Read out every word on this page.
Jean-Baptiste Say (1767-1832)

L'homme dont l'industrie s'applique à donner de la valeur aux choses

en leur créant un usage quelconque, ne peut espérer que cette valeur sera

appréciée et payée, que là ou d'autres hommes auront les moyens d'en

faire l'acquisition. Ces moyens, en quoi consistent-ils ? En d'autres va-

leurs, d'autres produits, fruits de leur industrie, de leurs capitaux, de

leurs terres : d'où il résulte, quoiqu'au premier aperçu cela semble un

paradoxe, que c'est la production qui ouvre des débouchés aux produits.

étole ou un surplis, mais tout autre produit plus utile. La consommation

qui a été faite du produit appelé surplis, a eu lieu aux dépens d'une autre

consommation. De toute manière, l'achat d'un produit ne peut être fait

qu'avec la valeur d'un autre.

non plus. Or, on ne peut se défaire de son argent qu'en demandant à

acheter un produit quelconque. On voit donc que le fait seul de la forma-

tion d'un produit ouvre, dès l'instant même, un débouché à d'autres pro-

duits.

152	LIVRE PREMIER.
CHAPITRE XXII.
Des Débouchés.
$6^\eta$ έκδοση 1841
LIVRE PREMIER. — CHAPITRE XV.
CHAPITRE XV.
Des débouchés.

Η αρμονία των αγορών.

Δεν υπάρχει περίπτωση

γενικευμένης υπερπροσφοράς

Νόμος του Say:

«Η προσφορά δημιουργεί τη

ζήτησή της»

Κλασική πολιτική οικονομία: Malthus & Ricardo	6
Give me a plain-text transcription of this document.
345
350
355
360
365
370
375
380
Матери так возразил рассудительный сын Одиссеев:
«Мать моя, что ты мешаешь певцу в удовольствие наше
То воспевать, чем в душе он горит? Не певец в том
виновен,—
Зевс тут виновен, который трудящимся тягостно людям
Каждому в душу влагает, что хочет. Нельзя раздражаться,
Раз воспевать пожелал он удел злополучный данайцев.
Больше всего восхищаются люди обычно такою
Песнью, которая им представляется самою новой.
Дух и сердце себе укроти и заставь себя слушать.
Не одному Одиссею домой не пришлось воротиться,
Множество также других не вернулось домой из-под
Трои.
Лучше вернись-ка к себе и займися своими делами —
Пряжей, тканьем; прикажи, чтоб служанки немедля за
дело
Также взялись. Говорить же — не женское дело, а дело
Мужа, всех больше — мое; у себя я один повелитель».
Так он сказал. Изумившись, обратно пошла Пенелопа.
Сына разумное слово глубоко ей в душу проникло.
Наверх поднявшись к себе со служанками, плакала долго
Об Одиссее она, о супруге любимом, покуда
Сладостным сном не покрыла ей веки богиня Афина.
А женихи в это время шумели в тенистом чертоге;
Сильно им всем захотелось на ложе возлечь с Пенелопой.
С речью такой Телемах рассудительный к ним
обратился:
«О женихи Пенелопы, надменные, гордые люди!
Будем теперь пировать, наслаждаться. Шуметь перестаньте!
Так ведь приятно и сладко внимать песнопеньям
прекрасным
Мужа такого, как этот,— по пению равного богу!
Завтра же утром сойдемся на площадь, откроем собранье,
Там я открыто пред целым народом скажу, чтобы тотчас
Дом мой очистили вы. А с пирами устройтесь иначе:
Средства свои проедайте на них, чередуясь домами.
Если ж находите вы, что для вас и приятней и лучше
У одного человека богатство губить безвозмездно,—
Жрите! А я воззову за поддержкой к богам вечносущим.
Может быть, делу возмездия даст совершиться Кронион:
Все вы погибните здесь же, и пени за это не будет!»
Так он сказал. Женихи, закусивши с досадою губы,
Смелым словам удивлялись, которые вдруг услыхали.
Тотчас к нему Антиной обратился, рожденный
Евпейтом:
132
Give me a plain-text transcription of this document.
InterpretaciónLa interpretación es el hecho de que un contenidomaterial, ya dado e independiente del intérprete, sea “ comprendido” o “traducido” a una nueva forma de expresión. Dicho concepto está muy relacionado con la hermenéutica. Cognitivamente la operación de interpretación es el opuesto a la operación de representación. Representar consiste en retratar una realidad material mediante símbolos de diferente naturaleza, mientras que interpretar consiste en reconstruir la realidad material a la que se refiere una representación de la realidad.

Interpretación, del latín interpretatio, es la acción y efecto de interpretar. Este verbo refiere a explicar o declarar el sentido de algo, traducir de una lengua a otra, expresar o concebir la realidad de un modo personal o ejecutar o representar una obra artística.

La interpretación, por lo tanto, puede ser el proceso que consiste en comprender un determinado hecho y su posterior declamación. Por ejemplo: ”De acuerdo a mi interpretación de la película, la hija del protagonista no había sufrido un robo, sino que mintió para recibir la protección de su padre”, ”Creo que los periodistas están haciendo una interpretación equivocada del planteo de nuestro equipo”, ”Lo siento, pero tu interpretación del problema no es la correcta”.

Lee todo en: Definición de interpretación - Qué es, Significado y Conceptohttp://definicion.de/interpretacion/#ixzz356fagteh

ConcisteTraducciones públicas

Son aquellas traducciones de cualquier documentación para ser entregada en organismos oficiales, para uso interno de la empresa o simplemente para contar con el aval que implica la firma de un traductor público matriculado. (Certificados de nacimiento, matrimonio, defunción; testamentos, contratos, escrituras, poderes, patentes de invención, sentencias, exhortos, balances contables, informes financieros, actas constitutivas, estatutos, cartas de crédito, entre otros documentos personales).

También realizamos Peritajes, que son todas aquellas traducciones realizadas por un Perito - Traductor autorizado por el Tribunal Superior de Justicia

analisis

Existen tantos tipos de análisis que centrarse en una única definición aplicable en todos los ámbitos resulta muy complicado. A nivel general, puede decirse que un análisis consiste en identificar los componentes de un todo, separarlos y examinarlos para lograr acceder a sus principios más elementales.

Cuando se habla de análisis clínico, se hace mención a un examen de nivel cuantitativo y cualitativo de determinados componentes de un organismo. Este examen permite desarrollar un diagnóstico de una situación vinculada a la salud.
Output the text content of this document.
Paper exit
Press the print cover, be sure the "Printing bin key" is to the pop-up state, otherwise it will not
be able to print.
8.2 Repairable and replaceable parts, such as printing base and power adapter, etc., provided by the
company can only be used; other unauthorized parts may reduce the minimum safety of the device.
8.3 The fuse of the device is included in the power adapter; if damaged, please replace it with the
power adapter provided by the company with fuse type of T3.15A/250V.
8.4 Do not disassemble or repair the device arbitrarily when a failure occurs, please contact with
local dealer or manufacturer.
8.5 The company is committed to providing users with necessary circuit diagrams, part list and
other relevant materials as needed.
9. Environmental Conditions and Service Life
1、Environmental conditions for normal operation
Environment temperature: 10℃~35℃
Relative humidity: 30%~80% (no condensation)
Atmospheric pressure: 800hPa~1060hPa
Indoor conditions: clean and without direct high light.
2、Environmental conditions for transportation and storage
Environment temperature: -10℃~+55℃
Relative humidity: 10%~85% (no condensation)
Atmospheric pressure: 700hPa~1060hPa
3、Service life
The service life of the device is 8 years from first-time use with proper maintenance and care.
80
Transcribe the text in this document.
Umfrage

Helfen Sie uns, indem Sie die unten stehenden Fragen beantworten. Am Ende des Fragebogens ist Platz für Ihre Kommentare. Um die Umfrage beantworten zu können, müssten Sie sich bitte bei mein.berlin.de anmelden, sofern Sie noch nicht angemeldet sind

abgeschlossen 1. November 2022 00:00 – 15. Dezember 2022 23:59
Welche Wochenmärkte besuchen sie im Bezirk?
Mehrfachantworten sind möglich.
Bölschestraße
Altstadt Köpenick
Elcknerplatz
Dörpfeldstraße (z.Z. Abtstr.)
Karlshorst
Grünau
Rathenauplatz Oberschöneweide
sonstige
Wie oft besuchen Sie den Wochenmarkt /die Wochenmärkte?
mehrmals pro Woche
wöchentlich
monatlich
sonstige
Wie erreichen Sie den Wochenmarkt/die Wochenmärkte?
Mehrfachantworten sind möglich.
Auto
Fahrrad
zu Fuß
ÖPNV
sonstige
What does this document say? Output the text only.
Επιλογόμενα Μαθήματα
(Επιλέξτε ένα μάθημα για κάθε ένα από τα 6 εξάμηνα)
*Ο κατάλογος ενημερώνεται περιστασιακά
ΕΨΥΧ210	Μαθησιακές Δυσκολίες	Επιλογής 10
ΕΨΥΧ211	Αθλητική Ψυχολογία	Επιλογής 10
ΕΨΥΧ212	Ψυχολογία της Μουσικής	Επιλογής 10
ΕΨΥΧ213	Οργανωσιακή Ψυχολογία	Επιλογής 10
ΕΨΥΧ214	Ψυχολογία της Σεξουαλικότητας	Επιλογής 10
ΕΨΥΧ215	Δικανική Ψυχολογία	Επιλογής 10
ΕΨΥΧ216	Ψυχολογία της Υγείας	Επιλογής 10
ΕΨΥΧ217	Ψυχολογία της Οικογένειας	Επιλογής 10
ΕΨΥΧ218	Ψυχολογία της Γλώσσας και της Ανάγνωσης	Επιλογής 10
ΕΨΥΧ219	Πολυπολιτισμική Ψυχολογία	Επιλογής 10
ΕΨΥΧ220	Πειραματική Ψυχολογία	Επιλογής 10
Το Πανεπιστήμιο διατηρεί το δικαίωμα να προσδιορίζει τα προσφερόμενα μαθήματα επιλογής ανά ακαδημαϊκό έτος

▬▬▬

* Brief *
Quote only the lines from the one containing "Transcribe the text in this document." through the final line of the records, with both ends included.

* The answer *
Transcribe the text in this document.
Umfrage

Helfen Sie uns, indem Sie die unten stehenden Fragen beantworten. Am Ende des Fragebogens ist Platz für Ihre Kommentare. Um die Umfrage beantworten zu können, müssten Sie sich bitte bei mein.berlin.de anmelden, sofern Sie noch nicht angemeldet sind

abgeschlossen 1. November 2022 00:00 – 15. Dezember 2022 23:59
Welche Wochenmärkte besuchen sie im Bezirk?
Mehrfachantworten sind möglich.
Bölschestraße
Altstadt Köpenick
Elcknerplatz
Dörpfeldstraße (z.Z. Abtstr.)
Karlshorst
Grünau
Rathenauplatz Oberschöneweide
sonstige
Wie oft besuchen Sie den Wochenmarkt /die Wochenmärkte?
mehrmals pro Woche
wöchentlich
monatlich
sonstige
Wie erreichen Sie den Wochenmarkt/die Wochenmärkte?
Mehrfachantworten sind möglich.
Auto
Fahrrad
zu Fuß
ÖPNV
sonstige
What does this document say? Output the text only.
Επιλογόμενα Μαθήματα
(Επιλέξτε ένα μάθημα για κάθε ένα από τα 6 εξάμηνα)
*Ο κατάλογος ενημερώνεται περιστασιακά
ΕΨΥΧ210	Μαθησιακές Δυσκολίες	Επιλογής 10
ΕΨΥΧ211	Αθλητική Ψυχολογία	Επιλογής 10
ΕΨΥΧ212	Ψυχολογία της Μουσικής	Επιλογής 10
ΕΨΥΧ213	Οργανωσιακή Ψυχολογία	Επιλογής 10
ΕΨΥΧ214	Ψυχολογία της Σεξουαλικότητας	Επιλογής 10
ΕΨΥΧ215	Δικανική Ψυχολογία	Επιλογής 10
ΕΨΥΧ216	Ψυχολογία της Υγείας	Επιλογής 10
ΕΨΥΧ217	Ψυχολογία της Οικογένειας	Επιλογής 10
ΕΨΥΧ218	Ψυχολογία της Γλώσσας και της Ανάγνωσης	Επιλογής 10
ΕΨΥΧ219	Πολυπολιτισμική Ψυχολογία	Επιλογής 10
ΕΨΥΧ220	Πειραματική Ψυχολογία	Επιλογής 10
Το Πανεπιστήμιο διατηρεί το δικαίωμα να προσδιορίζει τα προσφερόμενα μαθήματα επιλογής ανά ακαδημαϊκό έτος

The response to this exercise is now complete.